***** RECORDS FOR THIS TASK *****

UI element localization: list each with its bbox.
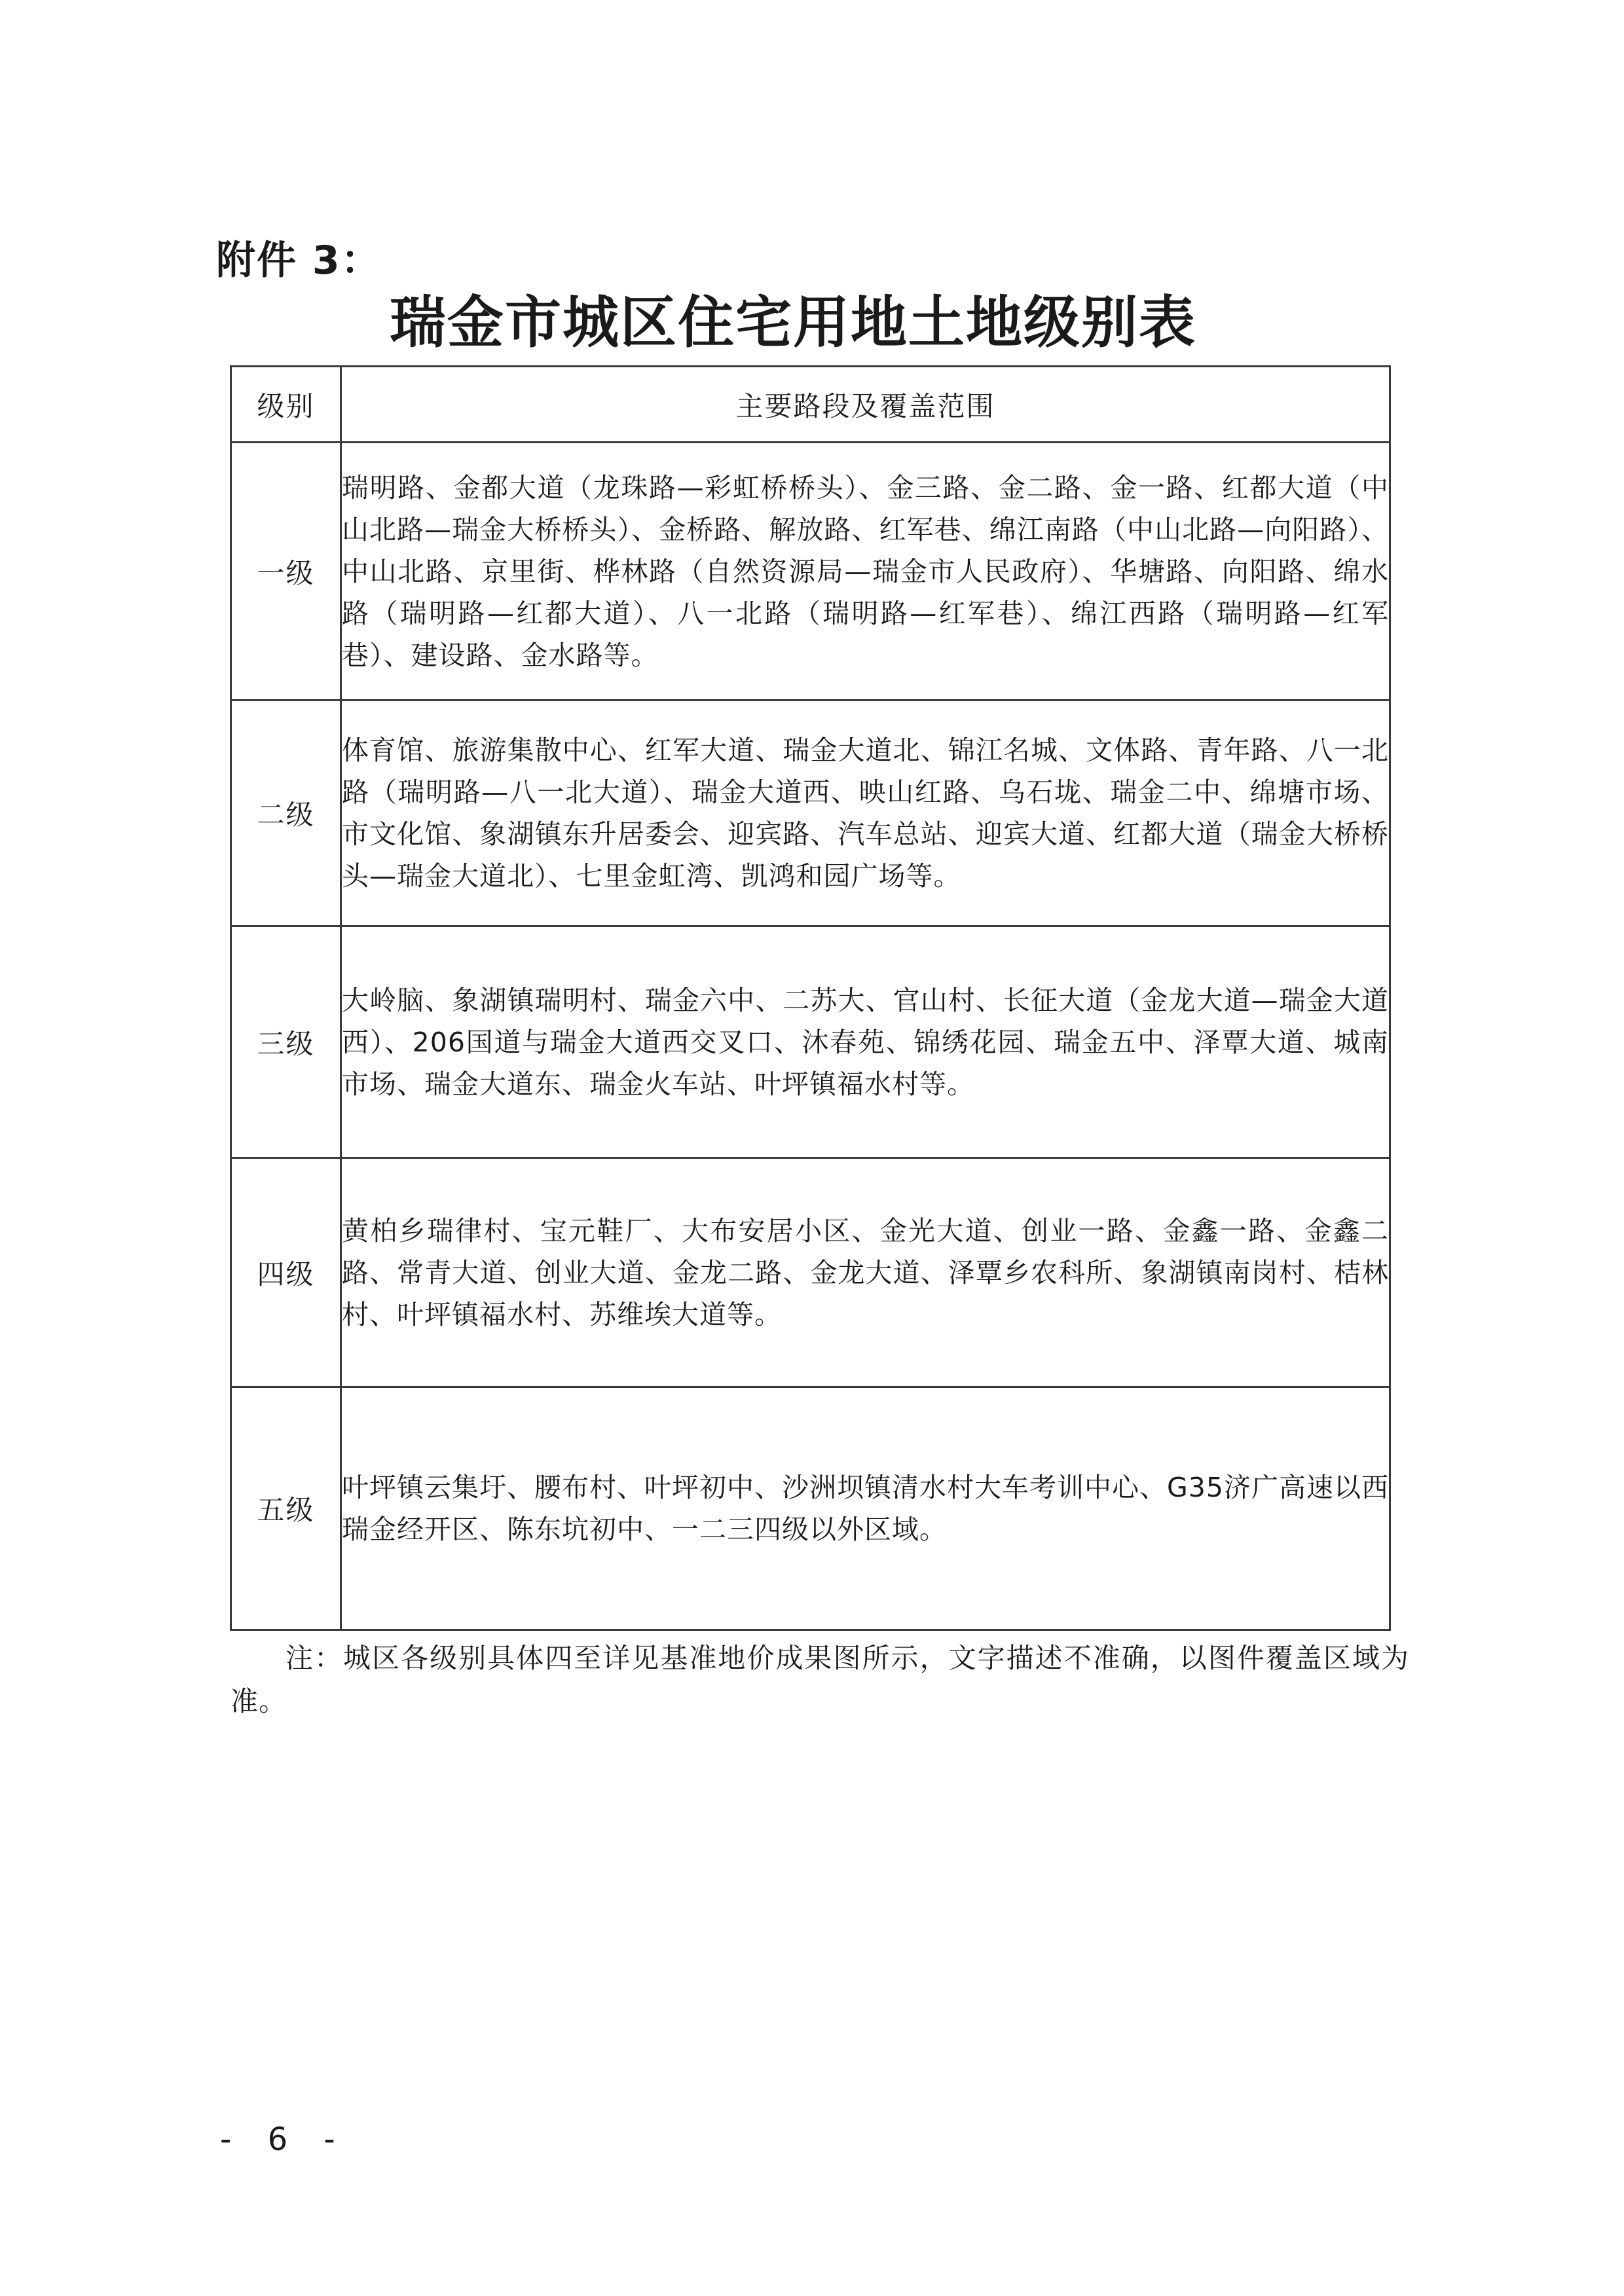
scope-cell: 体育馆、旅游集散中心、红军大道、瑞金大道北、锦江名城、文体路、青年路、八一北路（… [341,701,1390,926]
table-footnote: 注：城区各级别具体四至详见基准地价成果图所示，文字描述不准确，以图件覆盖区域为准… [231,1637,1409,1723]
grade-cell: 一级 [231,443,341,701]
scope-cell: 黄柏乡瑞律村、宝元鞋厂、大布安居小区、金光大道、创业一路、金鑫一路、金鑫二路、常… [341,1158,1390,1387]
grade-cell: 三级 [231,926,341,1158]
grade-cell: 二级 [231,701,341,926]
document-title: 瑞金市城区住宅用地土地级别表 [390,287,1196,359]
table-header-row: 级别 主要路段及覆盖范围 [231,367,1390,443]
land-grade-table: 级别 主要路段及覆盖范围 一级 瑞明路、金都大道（龙珠路—彩虹桥桥头）、金三路、… [230,365,1391,1631]
header-grade: 级别 [231,367,341,443]
scope-cell: 瑞明路、金都大道（龙珠路—彩虹桥桥头）、金三路、金二路、金一路、红都大道（中山北… [341,443,1390,701]
page-number: - 6 - [220,2121,348,2158]
scope-cell: 叶坪镇云集圩、腰布村、叶坪初中、沙洲坝镇清水村大车考训中心、G35济广高速以西瑞… [341,1387,1390,1630]
table-row: 四级 黄柏乡瑞律村、宝元鞋厂、大布安居小区、金光大道、创业一路、金鑫一路、金鑫二… [231,1158,1390,1387]
attachment-label: 附件 3： [216,234,382,287]
header-scope: 主要路段及覆盖范围 [341,367,1390,443]
table-row: 五级 叶坪镇云集圩、腰布村、叶坪初中、沙洲坝镇清水村大车考训中心、G35济广高速… [231,1387,1390,1630]
grade-cell: 四级 [231,1158,341,1387]
grade-cell: 五级 [231,1387,341,1630]
table-row: 一级 瑞明路、金都大道（龙珠路—彩虹桥桥头）、金三路、金二路、金一路、红都大道（… [231,443,1390,701]
scope-cell: 大岭脑、象湖镇瑞明村、瑞金六中、二苏大、官山村、长征大道（金龙大道—瑞金大道西）… [341,926,1390,1158]
table-row: 二级 体育馆、旅游集散中心、红军大道、瑞金大道北、锦江名城、文体路、青年路、八一… [231,701,1390,926]
table-row: 三级 大岭脑、象湖镇瑞明村、瑞金六中、二苏大、官山村、长征大道（金龙大道—瑞金大… [231,926,1390,1158]
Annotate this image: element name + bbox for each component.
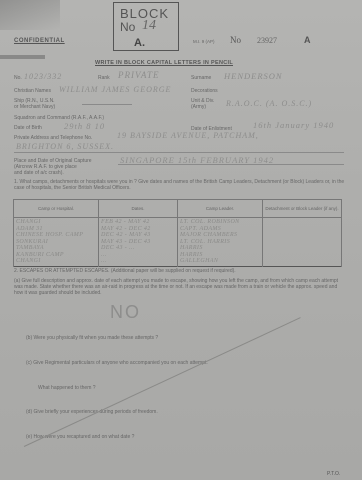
pto-label: P.T.O. [327,471,340,477]
dates-entry: ... [101,258,175,265]
camps-table-row: CHANGI ADAM 31 CHINESE HOSP. CAMP SONKUR… [14,218,342,267]
leader-entry: GALLEGHAN [180,258,260,265]
service-no-value: 1023/332 [24,72,62,81]
form-reference: M.I. 9 (AP) [193,39,215,44]
camp-entry: CHANGI [16,258,96,265]
christian-names-value: WILLIAM JAMES GEORGE [59,85,171,94]
form-number-suffix: A [304,35,311,45]
enlistment-value: 16th January 1940 [253,120,334,130]
form-number-value: 23927 [257,36,277,45]
page-edge-mark [0,55,45,59]
page-shadow [0,0,60,30]
address-label: Private Address and Telephone No. [14,135,92,141]
instruction-heading: WRITE IN BLOCK CAPITAL LETTERS IN PENCIL [95,60,233,66]
col-camp-header: Camp or Hospital. [14,200,99,218]
rank-value: PRIVATE [118,70,160,80]
block-stamp: BLOCK No 14 A. [113,2,179,51]
question-2-heading: 2. ESCAPES OR ATTEMPTED ESCAPES. (Additi… [14,268,346,274]
unit-label-line2: (Army) [191,104,206,110]
question-2c-sub: What happened to them ? [38,385,96,391]
service-no-label: No. [14,75,22,81]
dob-label: Date of Birth [14,125,42,131]
camps-table-header: Camp or Hospital. Dates. Camp Leader. De… [14,200,342,218]
pow-questionnaire-page: CONFIDENTIAL BLOCK No 14 A. M.I. 9 (AP) … [0,0,362,480]
col-leader-header: Camp Leader. [178,200,263,218]
confidential-label: CONFIDENTIAL [14,38,65,44]
decorations-label: Decorations [191,88,218,94]
block-no-label: No [120,20,135,34]
question-2a-answer: NO [110,302,141,323]
leader-cell: LT. COL. ROBINSON CAPT. ADAMS MAJOR CHAM… [178,218,263,267]
capture-field-line [118,164,344,165]
surname-label: Surname [191,75,211,81]
question-2c-text: (c) Give Regimental particulars of anyon… [26,360,208,366]
block-no-value: 14 [142,18,156,34]
address-field-line [14,152,344,153]
address-line2: BRIGHTON 6, SUSSEX. [16,142,114,151]
address-line1: 19 BAYSIDE AVENUE, PATCHAM, [117,131,259,140]
question-2a-text: (a) Give full description and approx. da… [14,278,346,296]
capture-label-line3: and date of a/c crash). [14,170,64,176]
camps-table: Camp or Hospital. Dates. Camp Leader. De… [13,199,342,267]
col-dates-header: Dates. [99,200,178,218]
camp-cell: CHANGI ADAM 31 CHINESE HOSP. CAMP SONKUR… [14,218,99,267]
unit-value: R.A.O.C. (A. O.S.C.) [226,99,312,108]
question-1-text: 1. What camps, detachments or hospitals … [14,179,346,191]
block-letter: A. [134,37,145,49]
rank-label: Rank [98,75,110,81]
ship-field-line [82,104,132,105]
dates-cell: FEB 42 - MAY 42 MAY 42 - DEC 42 DEC 42 -… [99,218,178,267]
block-leader-cell [263,218,342,267]
col-block-header: Detachment or Block Leader (if any). [263,200,342,218]
question-2b-text: (b) Were you physically fit when you mad… [26,335,158,341]
christian-names-label: Christian Names [14,88,51,94]
surname-value: HENDERSON [224,71,283,81]
form-number-label: No [230,35,241,45]
dob-value: 29th 8 10 [64,121,105,131]
ship-label-line2: or Merchant Navy) [14,104,55,110]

*****

## WRITTEN TASK
Rewrite all of the records above, substituting "range-cell" for every occurrence of "scope-cell" and leaving everything else unchanged. Omit the pictures.

## WRITTEN SOLUTION
UI element localization: list each with its bbox.
range-cell: 体育馆、旅游集散中心、红军大道、瑞金大道北、锦江名城、文体路、青年路、八一北路（… [341,701,1390,926]
table-footnote: 注：城区各级别具体四至详见基准地价成果图所示，文字描述不准确，以图件覆盖区域为准… [231,1637,1409,1723]
grade-cell: 一级 [231,443,341,701]
range-cell: 黄柏乡瑞律村、宝元鞋厂、大布安居小区、金光大道、创业一路、金鑫一路、金鑫二路、常… [341,1158,1390,1387]
grade-cell: 三级 [231,926,341,1158]
grade-cell: 二级 [231,701,341,926]
document-title: 瑞金市城区住宅用地土地级别表 [390,287,1196,359]
table-header-row: 级别 主要路段及覆盖范围 [231,367,1390,443]
land-grade-table: 级别 主要路段及覆盖范围 一级 瑞明路、金都大道（龙珠路—彩虹桥桥头）、金三路、… [230,365,1391,1631]
header-grade: 级别 [231,367,341,443]
range-cell: 瑞明路、金都大道（龙珠路—彩虹桥桥头）、金三路、金二路、金一路、红都大道（中山北… [341,443,1390,701]
page-number: - 6 - [220,2121,348,2158]
range-cell: 叶坪镇云集圩、腰布村、叶坪初中、沙洲坝镇清水村大车考训中心、G35济广高速以西瑞… [341,1387,1390,1630]
table-row: 四级 黄柏乡瑞律村、宝元鞋厂、大布安居小区、金光大道、创业一路、金鑫一路、金鑫二… [231,1158,1390,1387]
attachment-label: 附件 3： [216,234,382,287]
header-scope: 主要路段及覆盖范围 [341,367,1390,443]
table-row: 五级 叶坪镇云集圩、腰布村、叶坪初中、沙洲坝镇清水村大车考训中心、G35济广高速… [231,1387,1390,1630]
grade-cell: 四级 [231,1158,341,1387]
grade-cell: 五级 [231,1387,341,1630]
table-row: 一级 瑞明路、金都大道（龙珠路—彩虹桥桥头）、金三路、金二路、金一路、红都大道（… [231,443,1390,701]
range-cell: 大岭脑、象湖镇瑞明村、瑞金六中、二苏大、官山村、长征大道（金龙大道—瑞金大道西）… [341,926,1390,1158]
table-row: 二级 体育馆、旅游集散中心、红军大道、瑞金大道北、锦江名城、文体路、青年路、八一… [231,701,1390,926]
table-row: 三级 大岭脑、象湖镇瑞明村、瑞金六中、二苏大、官山村、长征大道（金龙大道—瑞金大… [231,926,1390,1158]
Annotate this image: element name + bbox for each component.
pto-label: P.T.O. [327,471,340,477]
dates-entry: ... [101,258,175,265]
camps-table-row: CHANGI ADAM 31 CHINESE HOSP. CAMP SONKUR… [14,218,342,267]
leader-entry: GALLEGHAN [180,258,260,265]
service-no-value: 1023/332 [24,72,62,81]
form-reference: M.I. 9 (AP) [193,39,215,44]
camp-entry: CHANGI [16,258,96,265]
christian-names-value: WILLIAM JAMES GEORGE [59,85,171,94]
form-number-suffix: A [304,35,311,45]
enlistment-value: 16th January 1940 [253,120,334,130]
form-number-value: 23927 [257,36,277,45]
page-edge-mark [0,55,45,59]
page-shadow [0,0,60,30]
address-label: Private Address and Telephone No. [14,135,92,141]
instruction-heading: WRITE IN BLOCK CAPITAL LETTERS IN PENCIL [95,60,233,66]
col-camp-header: Camp or Hospital. [14,200,99,218]
rank-value: PRIVATE [118,70,160,80]
block-stamp: BLOCK No 14 A. [113,2,179,51]
question-2-heading: 2. ESCAPES OR ATTEMPTED ESCAPES. (Additi… [14,268,346,274]
unit-label-line2: (Army) [191,104,206,110]
question-2c-sub: What happened to them ? [38,385,96,391]
service-no-label: No. [14,75,22,81]
dob-label: Date of Birth [14,125,42,131]
camps-table-header: Camp or Hospital. Dates. Camp Leader. De… [14,200,342,218]
pow-questionnaire-page: CONFIDENTIAL BLOCK No 14 A. M.I. 9 (AP) … [0,0,362,480]
col-leader-header: Camp Leader. [178,200,263,218]
confidential-label: CONFIDENTIAL [14,38,65,44]
decorations-label: Decorations [191,88,218,94]
block-no-label: No [120,20,135,34]
question-2a-answer: NO [110,302,141,323]
leader-cell: LT. COL. ROBINSON CAPT. ADAMS MAJOR CHAM… [178,218,263,267]
capture-field-line [118,164,344,165]
surname-label: Surname [191,75,211,81]
question-2c-text: (c) Give Regimental particulars of anyon… [26,360,208,366]
block-no-value: 14 [142,18,156,34]
address-field-line [14,152,344,153]
address-line2: BRIGHTON 6, SUSSEX. [16,142,114,151]
address-line1: 19 BAYSIDE AVENUE, PATCHAM, [117,131,259,140]
question-2a-text: (a) Give full description and approx. da… [14,278,346,296]
capture-label-line3: and date of a/c crash). [14,170,64,176]
camps-table: Camp or Hospital. Dates. Camp Leader. De… [13,199,342,267]
col-dates-header: Dates. [99,200,178,218]
camp-cell: CHANGI ADAM 31 CHINESE HOSP. CAMP SONKUR… [14,218,99,267]
unit-value: R.A.O.C. (A. O.S.C.) [226,99,312,108]
question-1-text: 1. What camps, detachments or hospitals … [14,179,346,191]
block-letter: A. [134,37,145,49]
rank-label: Rank [98,75,110,81]
ship-field-line [82,104,132,105]
dates-cell: FEB 42 - MAY 42 MAY 42 - DEC 42 DEC 42 -… [99,218,178,267]
block-leader-cell [263,218,342,267]
col-block-header: Detachment or Block Leader (if any). [263,200,342,218]
question-2b-text: (b) Were you physically fit when you mad… [26,335,158,341]
christian-names-label: Christian Names [14,88,51,94]
surname-value: HENDERSON [224,71,283,81]
form-number-label: No [230,35,241,45]
dob-value: 29th 8 10 [64,121,105,131]
ship-label-line2: or Merchant Navy) [14,104,55,110]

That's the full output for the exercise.